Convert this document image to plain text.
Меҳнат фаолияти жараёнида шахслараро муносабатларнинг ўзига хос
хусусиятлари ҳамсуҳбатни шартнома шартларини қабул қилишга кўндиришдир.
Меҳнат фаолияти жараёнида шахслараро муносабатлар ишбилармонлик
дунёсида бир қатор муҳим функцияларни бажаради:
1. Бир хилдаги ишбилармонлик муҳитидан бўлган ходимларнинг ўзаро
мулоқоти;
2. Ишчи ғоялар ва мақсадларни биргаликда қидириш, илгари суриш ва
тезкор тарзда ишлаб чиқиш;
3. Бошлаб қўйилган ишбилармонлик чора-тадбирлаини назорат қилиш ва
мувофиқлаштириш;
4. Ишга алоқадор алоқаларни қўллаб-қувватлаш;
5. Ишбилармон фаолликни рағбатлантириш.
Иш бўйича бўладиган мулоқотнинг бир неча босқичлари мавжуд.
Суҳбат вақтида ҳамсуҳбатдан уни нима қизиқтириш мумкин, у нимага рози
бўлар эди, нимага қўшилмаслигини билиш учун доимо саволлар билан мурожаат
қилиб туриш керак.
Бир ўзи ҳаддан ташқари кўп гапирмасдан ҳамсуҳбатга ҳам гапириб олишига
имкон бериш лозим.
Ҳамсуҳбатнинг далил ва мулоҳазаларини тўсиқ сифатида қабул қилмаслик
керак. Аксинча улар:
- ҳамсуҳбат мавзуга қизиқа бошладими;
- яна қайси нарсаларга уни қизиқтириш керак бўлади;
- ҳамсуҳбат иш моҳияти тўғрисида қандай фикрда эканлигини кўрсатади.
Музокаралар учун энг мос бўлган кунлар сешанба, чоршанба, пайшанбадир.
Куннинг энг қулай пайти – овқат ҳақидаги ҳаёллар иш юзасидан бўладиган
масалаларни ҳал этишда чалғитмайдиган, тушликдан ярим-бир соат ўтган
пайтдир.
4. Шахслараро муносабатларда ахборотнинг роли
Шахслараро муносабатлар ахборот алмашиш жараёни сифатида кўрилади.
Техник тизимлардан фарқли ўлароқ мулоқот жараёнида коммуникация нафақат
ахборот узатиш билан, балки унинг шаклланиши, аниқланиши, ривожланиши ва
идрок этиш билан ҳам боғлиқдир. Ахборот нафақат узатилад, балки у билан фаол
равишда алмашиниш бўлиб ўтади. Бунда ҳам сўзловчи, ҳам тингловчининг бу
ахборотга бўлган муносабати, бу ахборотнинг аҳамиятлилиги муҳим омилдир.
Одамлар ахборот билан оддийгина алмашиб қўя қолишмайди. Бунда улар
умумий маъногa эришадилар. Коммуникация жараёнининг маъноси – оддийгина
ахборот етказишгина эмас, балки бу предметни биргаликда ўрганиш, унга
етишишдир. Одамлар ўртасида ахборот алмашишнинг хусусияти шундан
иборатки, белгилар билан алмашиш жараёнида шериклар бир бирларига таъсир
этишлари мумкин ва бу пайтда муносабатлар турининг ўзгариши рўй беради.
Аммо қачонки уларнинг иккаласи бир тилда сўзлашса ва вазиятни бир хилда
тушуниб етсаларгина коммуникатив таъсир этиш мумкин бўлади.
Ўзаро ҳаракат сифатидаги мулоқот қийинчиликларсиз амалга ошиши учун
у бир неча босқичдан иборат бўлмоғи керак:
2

* _Problem statement_
Tally the lines of the listing in which the word "муҳим" occurs, and state the total alone.

* _Solution_
2